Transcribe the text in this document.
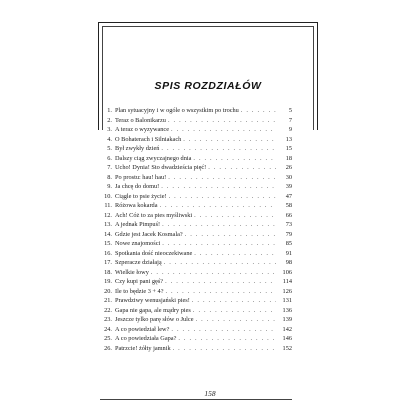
SPIS ROZDZIAŁÓW
1. Plan sytuacyjny i w ogóle o wszystkim po trochu . . .	5
2. Teraz o Balonikarzu . . .	7
3. A teraz o wyzywance . . .	9
4. O Bohaterach i Silniakach . . .	13
5. Był zwykły dzień . . .	15
6. Dalszy ciąg zwyczajnego dnia . . .	18
7. Ucho! Dynia! Sto dwadzieścia pięć! . . .	26
8. Po prostu: hau! hau! . . .	30
9. Ja chcę do domu! . . .	39
10. Ciągle to psie życie! . . .	47
11. Różowa kokarda . . .	58
12. Ach! Cóż to za pies myśliwski . . .	66
13. A jednak Pimpuś! . . .	73
14. Gdzie jest Jacek Kosmala? . . .	79
15. Nowe znajomości . . .	85
16. Spotkania dość nieoczekiwane . . .	91
17. Szperacze działają . . .	98
18. Wielkie łowy . . .	106
19. Czy kupi pani gęś? . . .	114
20. Ile to będzie 3 + 4? . . .	126
21. Prawdziwy wenusjański pies! . . .	131
22. Gapa nie gapa, ale mądry pies . . .	136
23. Jeszcze tylko parę słów o Julce . . .	139
24. A co powiedział lew? . . .	142
25. A co powiedziała Gapa? . . .	146
26. Patrzcie! żółty jamnik . . .	152
158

-------

▶ **Problem to solve**: For each line of the listing that holds the word "Gapa", show that line.

▶ **Task output**:
22. Gapa nie gapa, ale mądry pies . . .	136
25. A co powiedziała Gapa? . . .	146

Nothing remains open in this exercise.